____ Data for the task

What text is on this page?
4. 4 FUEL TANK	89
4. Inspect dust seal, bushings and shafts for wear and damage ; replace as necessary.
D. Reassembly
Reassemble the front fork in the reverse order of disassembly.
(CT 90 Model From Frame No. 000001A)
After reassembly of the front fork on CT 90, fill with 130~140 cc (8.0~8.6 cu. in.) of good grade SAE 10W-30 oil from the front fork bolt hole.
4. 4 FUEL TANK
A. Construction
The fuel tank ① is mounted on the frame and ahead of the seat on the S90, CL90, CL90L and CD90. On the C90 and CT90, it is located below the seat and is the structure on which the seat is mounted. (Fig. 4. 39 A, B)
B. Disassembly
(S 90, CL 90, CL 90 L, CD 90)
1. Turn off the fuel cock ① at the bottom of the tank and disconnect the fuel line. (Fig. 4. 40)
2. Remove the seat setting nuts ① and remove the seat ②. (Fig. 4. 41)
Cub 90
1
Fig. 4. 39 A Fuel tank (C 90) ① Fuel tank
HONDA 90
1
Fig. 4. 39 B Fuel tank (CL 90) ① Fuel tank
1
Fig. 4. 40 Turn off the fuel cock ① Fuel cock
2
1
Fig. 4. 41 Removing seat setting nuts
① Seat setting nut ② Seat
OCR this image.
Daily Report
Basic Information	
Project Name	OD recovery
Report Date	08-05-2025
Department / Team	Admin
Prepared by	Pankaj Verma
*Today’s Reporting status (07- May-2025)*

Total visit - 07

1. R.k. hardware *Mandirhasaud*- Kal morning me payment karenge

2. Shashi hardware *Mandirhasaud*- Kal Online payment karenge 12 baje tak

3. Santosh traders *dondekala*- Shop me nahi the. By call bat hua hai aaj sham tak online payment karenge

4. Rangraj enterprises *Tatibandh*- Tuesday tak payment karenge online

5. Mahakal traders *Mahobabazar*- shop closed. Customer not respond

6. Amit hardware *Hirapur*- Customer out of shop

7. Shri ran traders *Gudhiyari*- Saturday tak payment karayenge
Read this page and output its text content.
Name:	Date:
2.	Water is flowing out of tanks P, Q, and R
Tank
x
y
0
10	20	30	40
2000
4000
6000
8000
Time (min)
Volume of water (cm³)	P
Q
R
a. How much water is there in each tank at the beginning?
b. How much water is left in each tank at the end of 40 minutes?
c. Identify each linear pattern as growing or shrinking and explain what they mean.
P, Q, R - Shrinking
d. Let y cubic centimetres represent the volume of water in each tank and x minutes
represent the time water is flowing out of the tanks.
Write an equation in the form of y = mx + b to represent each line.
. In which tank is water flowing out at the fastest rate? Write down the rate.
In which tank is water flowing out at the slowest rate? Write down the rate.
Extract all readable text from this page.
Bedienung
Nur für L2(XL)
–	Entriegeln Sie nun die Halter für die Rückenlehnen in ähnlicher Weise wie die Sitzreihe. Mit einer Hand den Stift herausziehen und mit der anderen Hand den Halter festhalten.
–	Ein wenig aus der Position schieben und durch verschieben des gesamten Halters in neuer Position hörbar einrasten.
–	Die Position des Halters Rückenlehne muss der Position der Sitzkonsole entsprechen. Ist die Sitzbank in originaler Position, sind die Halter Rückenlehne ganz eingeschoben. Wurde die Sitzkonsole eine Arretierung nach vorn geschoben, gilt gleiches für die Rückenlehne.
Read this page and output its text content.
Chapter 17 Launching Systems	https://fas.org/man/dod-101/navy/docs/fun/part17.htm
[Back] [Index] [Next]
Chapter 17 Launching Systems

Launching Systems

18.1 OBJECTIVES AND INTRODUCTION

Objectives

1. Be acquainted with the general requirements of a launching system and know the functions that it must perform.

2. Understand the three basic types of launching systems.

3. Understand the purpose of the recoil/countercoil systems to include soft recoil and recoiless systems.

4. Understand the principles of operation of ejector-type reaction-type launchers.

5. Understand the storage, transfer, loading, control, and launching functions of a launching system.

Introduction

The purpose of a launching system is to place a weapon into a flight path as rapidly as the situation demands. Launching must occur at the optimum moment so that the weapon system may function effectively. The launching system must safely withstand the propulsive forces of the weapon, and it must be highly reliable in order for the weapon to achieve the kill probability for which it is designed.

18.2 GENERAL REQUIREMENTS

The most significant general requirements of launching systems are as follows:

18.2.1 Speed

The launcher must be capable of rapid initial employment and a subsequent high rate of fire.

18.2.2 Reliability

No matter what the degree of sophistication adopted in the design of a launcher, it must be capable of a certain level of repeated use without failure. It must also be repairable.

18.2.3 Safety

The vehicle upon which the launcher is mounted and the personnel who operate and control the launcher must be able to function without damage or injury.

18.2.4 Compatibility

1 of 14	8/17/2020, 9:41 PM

________

- **Written request**:
Which lines above contain the word "down"? Copy each of them.

- **Right answer**:
. In which tank is water flowing out at the fastest rate? Write down the rate.
In which tank is water flowing out at the slowest rate? Write down the rate.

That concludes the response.